REQUIREMENT: The entries are to be repeated exactly, with all pictures omitted.

Dataset entries for page text
-=-=-=-=-

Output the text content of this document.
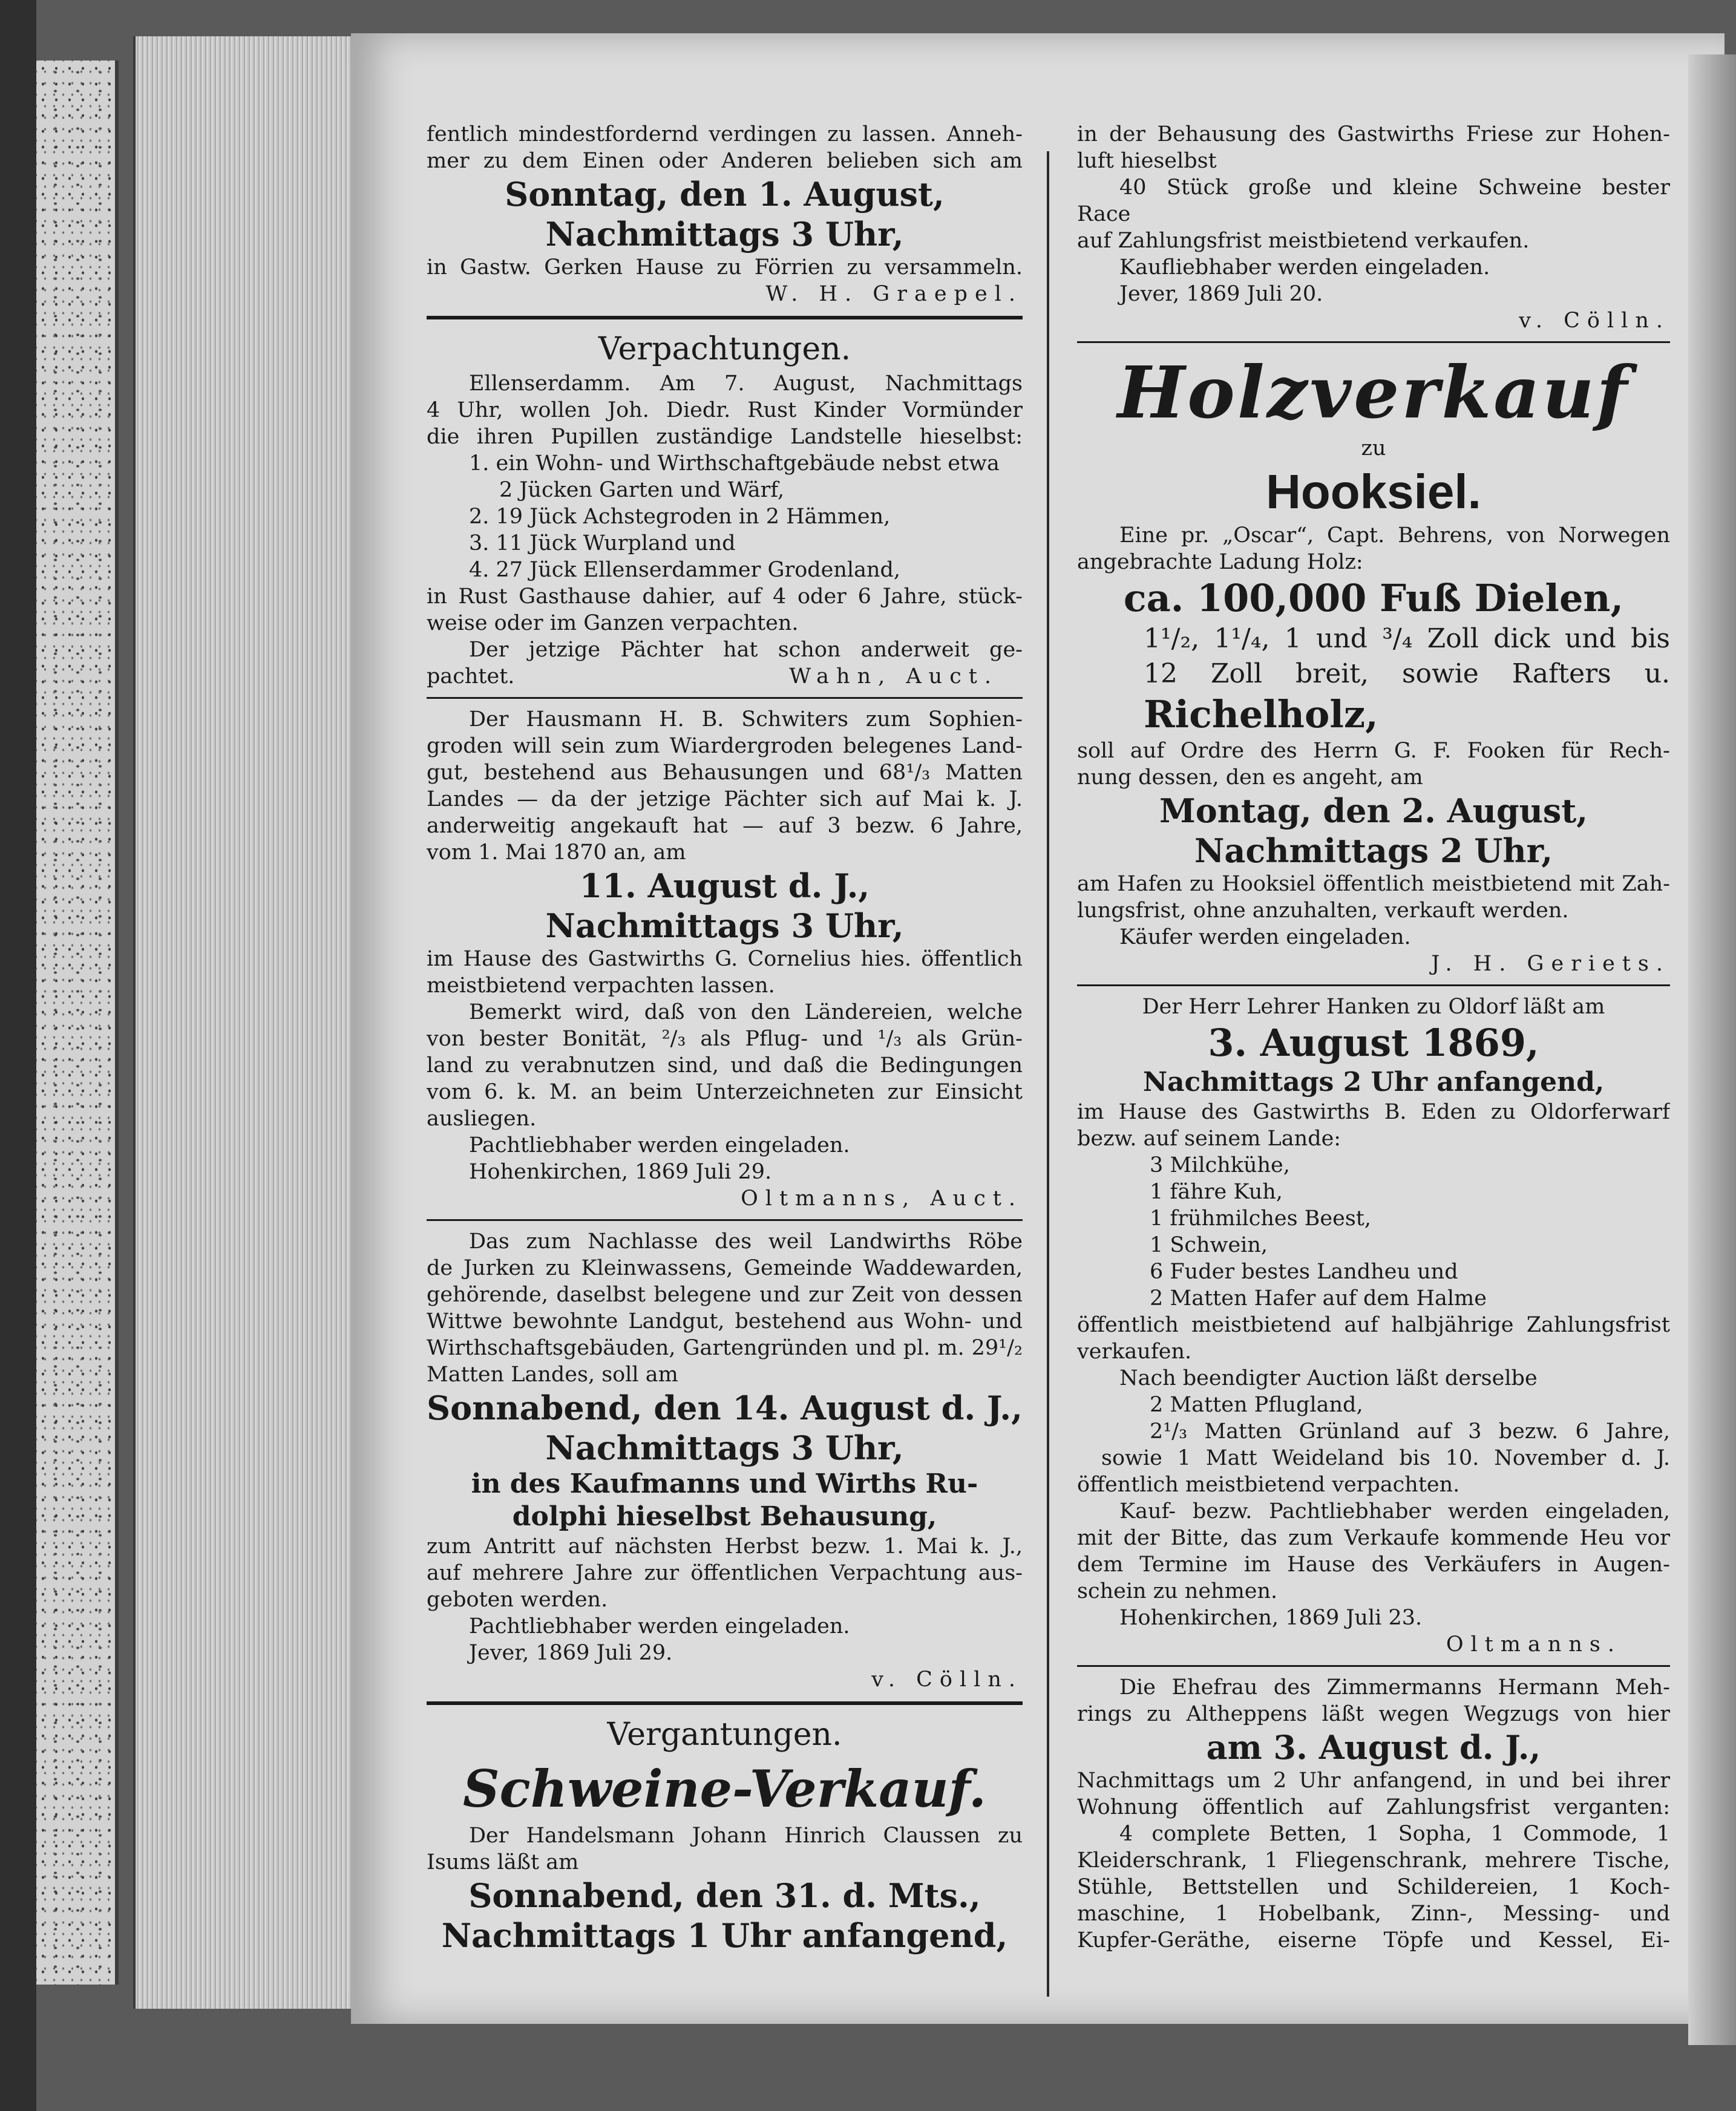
fentlich mindestfordernd verdingen zu lassen. Anneh-
mer zu dem Einen oder Anderen belieben sich am
Sonntag, den 1. August,
Nachmittags 3 Uhr,
in Gastw. Gerken Hause zu Förrien zu versammeln.
W. H. Graepel.
Verpachtungen.
Ellenserdamm. Am 7. August, Nachmittags
4 Uhr, wollen Joh. Diedr. Rust Kinder Vormünder
die ihren Pupillen zuständige Landstelle hieselbst:
1. ein Wohn- und Wirthschaftgebäude nebst etwa
2 Jücken Garten und Wärf,
2. 19 Jück Achstegroden in 2 Hämmen,
3. 11 Jück Wurpland und
4. 27 Jück Ellenserdammer Grodenland,
in Rust Gasthause dahier, auf 4 oder 6 Jahre, stück-
weise oder im Ganzen verpachten.
Der jetzige Pächter hat schon anderweit ge-
pachtet.	Wahn, Auct.
Der Hausmann H. B. Schwiters zum Sophien-
groden will sein zum Wiardergroden belegenes Land-
gut, bestehend aus Behausungen und 68¹/₃ Matten
Landes — da der jetzige Pächter sich auf Mai k. J.
anderweitig angekauft hat — auf 3 bezw. 6 Jahre,
vom 1. Mai 1870 an, am
11. August d. J.,
Nachmittags 3 Uhr,
im Hause des Gastwirths G. Cornelius hies. öffentlich
meistbietend verpachten lassen.
Bemerkt wird, daß von den Ländereien, welche
von bester Bonität, ²/₃ als Pflug- und ¹/₃ als Grün-
land zu verabnutzen sind, und daß die Bedingungen
vom 6. k. M. an beim Unterzeichneten zur Einsicht
ausliegen.
Pachtliebhaber werden eingeladen.
Hohenkirchen, 1869 Juli 29.
Oltmanns, Auct.
Das zum Nachlasse des weil Landwirths Röbe
de Jurken zu Kleinwassens, Gemeinde Waddewarden,
gehörende, daselbst belegene und zur Zeit von dessen
Wittwe bewohnte Landgut, bestehend aus Wohn- und
Wirthschaftsgebäuden, Gartengründen und pl. m. 29¹/₂
Matten Landes, soll am
Sonnabend, den 14. August d. J.,
Nachmittags 3 Uhr,
in des Kaufmanns und Wirths Ru-
dolphi hieselbst Behausung,
zum Antritt auf nächsten Herbst bezw. 1. Mai k. J.,
auf mehrere Jahre zur öffentlichen Verpachtung aus-
geboten werden.
Pachtliebhaber werden eingeladen.
Jever, 1869 Juli 29.
v. Cölln.
Vergantungen.
Schweine-Verkauf.
Der Handelsmann Johann Hinrich Claussen zu
Isums läßt am
Sonnabend, den 31. d. Mts.,
Nachmittags 1 Uhr anfangend,
in der Behausung des Gastwirths Friese zur Hohen-
luft hieselbst
40 Stück große und kleine Schweine bester
Race
auf Zahlungsfrist meistbietend verkaufen.
Kaufliebhaber werden eingeladen.
Jever, 1869 Juli 20.
v. Cölln.
Holzverkauf
zu
Hooksiel.
Eine pr. „Oscar“, Capt. Behrens, von Norwegen
angebrachte Ladung Holz:
ca. 100,000 Fuß Dielen,
1¹/₂, 1¹/₄, 1 und ³/₄ Zoll dick und bis
12 Zoll breit, sowie Rafters u.
Richelholz,
soll auf Ordre des Herrn G. F. Fooken für Rech-
nung dessen, den es angeht, am
Montag, den 2. August,
Nachmittags 2 Uhr,
am Hafen zu Hooksiel öffentlich meistbietend mit Zah-
lungsfrist, ohne anzuhalten, verkauft werden.
Käufer werden eingeladen.
J. H. Geriets.
Der Herr Lehrer Hanken zu Oldorf läßt am
3. August 1869,
Nachmittags 2 Uhr anfangend,
im Hause des Gastwirths B. Eden zu Oldorferwarf
bezw. auf seinem Lande:
3 Milchkühe,
1 fähre Kuh,
1 frühmilches Beest,
1 Schwein,
6 Fuder bestes Landheu und
2 Matten Hafer auf dem Halme
öffentlich meistbietend auf halbjährige Zahlungsfrist
verkaufen.
Nach beendigter Auction läßt derselbe
2 Matten Pflugland,
2¹/₃ Matten Grünland auf 3 bezw. 6 Jahre,
sowie 1 Matt Weideland bis 10. November d. J.
öffentlich meistbietend verpachten.
Kauf- bezw. Pachtliebhaber werden eingeladen,
mit der Bitte, das zum Verkaufe kommende Heu vor
dem Termine im Hause des Verkäufers in Augen-
schein zu nehmen.
Hohenkirchen, 1869 Juli 23.
Oltmanns.
Die Ehefrau des Zimmermanns Hermann Meh-
rings zu Altheppens läßt wegen Wegzugs von hier
am 3. August d. J.,
Nachmittags um 2 Uhr anfangend, in und bei ihrer
Wohnung öffentlich auf Zahlungsfrist verganten:
4 complete Betten, 1 Sopha, 1 Commode, 1
Kleiderschrank, 1 Fliegenschrank, mehrere Tische,
Stühle, Bettstellen und Schildereien, 1 Koch-
maschine, 1 Hobelbank, Zinn-, Messing- und
Kupfer-Geräthe, eiserne Töpfe und Kessel, Ei-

-=-=-=-=-

SOLUTION FOR THIS EXERCISE:
Output the text content of this document.
fentlich mindestfordernd verdingen zu lassen. Anneh-
mer zu dem Einen oder Anderen belieben sich am
Sonntag, den 1. August,
Nachmittags 3 Uhr,
in Gastw. Gerken Hause zu Förrien zu versammeln.
W. H. Graepel.
Verpachtungen.
Ellenserdamm. Am 7. August, Nachmittags
4 Uhr, wollen Joh. Diedr. Rust Kinder Vormünder
die ihren Pupillen zuständige Landstelle hieselbst:
1. ein Wohn- und Wirthschaftgebäude nebst etwa
2 Jücken Garten und Wärf,
2. 19 Jück Achstegroden in 2 Hämmen,
3. 11 Jück Wurpland und
4. 27 Jück Ellenserdammer Grodenland,
in Rust Gasthause dahier, auf 4 oder 6 Jahre, stück-
weise oder im Ganzen verpachten.
Der jetzige Pächter hat schon anderweit ge-
pachtet.	Wahn, Auct.
Der Hausmann H. B. Schwiters zum Sophien-
groden will sein zum Wiardergroden belegenes Land-
gut, bestehend aus Behausungen und 68¹/₃ Matten
Landes — da der jetzige Pächter sich auf Mai k. J.
anderweitig angekauft hat — auf 3 bezw. 6 Jahre,
vom 1. Mai 1870 an, am
11. August d. J.,
Nachmittags 3 Uhr,
im Hause des Gastwirths G. Cornelius hies. öffentlich
meistbietend verpachten lassen.
Bemerkt wird, daß von den Ländereien, welche
von bester Bonität, ²/₃ als Pflug- und ¹/₃ als Grün-
land zu verabnutzen sind, und daß die Bedingungen
vom 6. k. M. an beim Unterzeichneten zur Einsicht
ausliegen.
Pachtliebhaber werden eingeladen.
Hohenkirchen, 1869 Juli 29.
Oltmanns, Auct.
Das zum Nachlasse des weil Landwirths Röbe
de Jurken zu Kleinwassens, Gemeinde Waddewarden,
gehörende, daselbst belegene und zur Zeit von dessen
Wittwe bewohnte Landgut, bestehend aus Wohn- und
Wirthschaftsgebäuden, Gartengründen und pl. m. 29¹/₂
Matten Landes, soll am
Sonnabend, den 14. August d. J.,
Nachmittags 3 Uhr,
in des Kaufmanns und Wirths Ru-
dolphi hieselbst Behausung,
zum Antritt auf nächsten Herbst bezw. 1. Mai k. J.,
auf mehrere Jahre zur öffentlichen Verpachtung aus-
geboten werden.
Pachtliebhaber werden eingeladen.
Jever, 1869 Juli 29.
v. Cölln.
Vergantungen.
Schweine-Verkauf.
Der Handelsmann Johann Hinrich Claussen zu
Isums läßt am
Sonnabend, den 31. d. Mts.,
Nachmittags 1 Uhr anfangend,
in der Behausung des Gastwirths Friese zur Hohen-
luft hieselbst
40 Stück große und kleine Schweine bester
Race
auf Zahlungsfrist meistbietend verkaufen.
Kaufliebhaber werden eingeladen.
Jever, 1869 Juli 20.
v. Cölln.
Holzverkauf
zu
Hooksiel.
Eine pr. „Oscar“, Capt. Behrens, von Norwegen
angebrachte Ladung Holz:
ca. 100,000 Fuß Dielen,
1¹/₂, 1¹/₄, 1 und ³/₄ Zoll dick und bis
12 Zoll breit, sowie Rafters u.
Richelholz,
soll auf Ordre des Herrn G. F. Fooken für Rech-
nung dessen, den es angeht, am
Montag, den 2. August,
Nachmittags 2 Uhr,
am Hafen zu Hooksiel öffentlich meistbietend mit Zah-
lungsfrist, ohne anzuhalten, verkauft werden.
Käufer werden eingeladen.
J. H. Geriets.
Der Herr Lehrer Hanken zu Oldorf läßt am
3. August 1869,
Nachmittags 2 Uhr anfangend,
im Hause des Gastwirths B. Eden zu Oldorferwarf
bezw. auf seinem Lande:
3 Milchkühe,
1 fähre Kuh,
1 frühmilches Beest,
1 Schwein,
6 Fuder bestes Landheu und
2 Matten Hafer auf dem Halme
öffentlich meistbietend auf halbjährige Zahlungsfrist
verkaufen.
Nach beendigter Auction läßt derselbe
2 Matten Pflugland,
2¹/₃ Matten Grünland auf 3 bezw. 6 Jahre,
sowie 1 Matt Weideland bis 10. November d. J.
öffentlich meistbietend verpachten.
Kauf- bezw. Pachtliebhaber werden eingeladen,
mit der Bitte, das zum Verkaufe kommende Heu vor
dem Termine im Hause des Verkäufers in Augen-
schein zu nehmen.
Hohenkirchen, 1869 Juli 23.
Oltmanns.
Die Ehefrau des Zimmermanns Hermann Meh-
rings zu Altheppens läßt wegen Wegzugs von hier
am 3. August d. J.,
Nachmittags um 2 Uhr anfangend, in und bei ihrer
Wohnung öffentlich auf Zahlungsfrist verganten:
4 complete Betten, 1 Sopha, 1 Commode, 1
Kleiderschrank, 1 Fliegenschrank, mehrere Tische,
Stühle, Bettstellen und Schildereien, 1 Koch-
maschine, 1 Hobelbank, Zinn-, Messing- und
Kupfer-Geräthe, eiserne Töpfe und Kessel, Ei-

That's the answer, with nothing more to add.